Exercise description: Return verbatim the run of lines that opens with the line holding "Decode this image" and closes with the last line of the records.

::: Records for processing :::

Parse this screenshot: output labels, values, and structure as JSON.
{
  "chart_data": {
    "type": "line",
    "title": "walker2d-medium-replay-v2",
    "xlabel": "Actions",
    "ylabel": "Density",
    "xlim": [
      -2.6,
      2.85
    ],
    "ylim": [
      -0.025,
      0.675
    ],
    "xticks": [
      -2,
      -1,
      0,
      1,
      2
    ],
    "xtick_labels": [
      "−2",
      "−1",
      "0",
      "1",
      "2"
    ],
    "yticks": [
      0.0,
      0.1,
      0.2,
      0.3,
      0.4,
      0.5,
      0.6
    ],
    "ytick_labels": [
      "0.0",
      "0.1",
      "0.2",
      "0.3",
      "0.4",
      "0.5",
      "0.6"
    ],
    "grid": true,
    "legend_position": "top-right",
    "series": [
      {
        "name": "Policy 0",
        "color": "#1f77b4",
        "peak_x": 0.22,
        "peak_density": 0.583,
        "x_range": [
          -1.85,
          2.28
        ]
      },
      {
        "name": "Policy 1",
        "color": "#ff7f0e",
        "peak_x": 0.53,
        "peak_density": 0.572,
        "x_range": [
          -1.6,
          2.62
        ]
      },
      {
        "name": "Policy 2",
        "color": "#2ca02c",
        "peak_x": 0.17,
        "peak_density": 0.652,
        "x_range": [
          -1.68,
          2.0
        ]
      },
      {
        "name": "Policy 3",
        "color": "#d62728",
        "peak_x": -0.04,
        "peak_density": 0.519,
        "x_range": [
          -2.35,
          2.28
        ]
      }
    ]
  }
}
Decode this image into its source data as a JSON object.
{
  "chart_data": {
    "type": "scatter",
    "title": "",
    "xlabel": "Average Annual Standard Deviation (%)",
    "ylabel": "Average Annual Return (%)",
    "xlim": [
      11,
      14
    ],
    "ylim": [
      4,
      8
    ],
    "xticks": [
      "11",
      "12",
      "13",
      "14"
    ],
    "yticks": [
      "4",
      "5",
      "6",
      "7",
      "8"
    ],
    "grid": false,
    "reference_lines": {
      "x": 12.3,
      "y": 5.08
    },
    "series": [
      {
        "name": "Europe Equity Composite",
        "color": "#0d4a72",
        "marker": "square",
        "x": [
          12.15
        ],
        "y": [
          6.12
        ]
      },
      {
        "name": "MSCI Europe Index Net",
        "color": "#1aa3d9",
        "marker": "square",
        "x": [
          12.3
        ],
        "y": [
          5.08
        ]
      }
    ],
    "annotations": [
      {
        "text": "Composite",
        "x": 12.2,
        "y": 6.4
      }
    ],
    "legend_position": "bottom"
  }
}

:::

Problem solution:
Decode this image into its source data as a JSON object.
{
  "chart_data": {
    "type": "scatter",
    "title": "",
    "xlabel": "Average Annual Standard Deviation (%)",
    "ylabel": "Average Annual Return (%)",
    "xlim": [
      11,
      14
    ],
    "ylim": [
      4,
      8
    ],
    "xticks": [
      "11",
      "12",
      "13",
      "14"
    ],
    "yticks": [
      "4",
      "5",
      "6",
      "7",
      "8"
    ],
    "grid": false,
    "reference_lines": {
      "x": 12.3,
      "y": 5.08
    },
    "series": [
      {
        "name": "Europe Equity Composite",
        "color": "#0d4a72",
        "marker": "square",
        "x": [
          12.15
        ],
        "y": [
          6.12
        ]
      },
      {
        "name": "MSCI Europe Index Net",
        "color": "#1aa3d9",
        "marker": "square",
        "x": [
          12.3
        ],
        "y": [
          5.08
        ]
      }
    ],
    "annotations": [
      {
        "text": "Composite",
        "x": 12.2,
        "y": 6.4
      }
    ],
    "legend_position": "bottom"
  }
}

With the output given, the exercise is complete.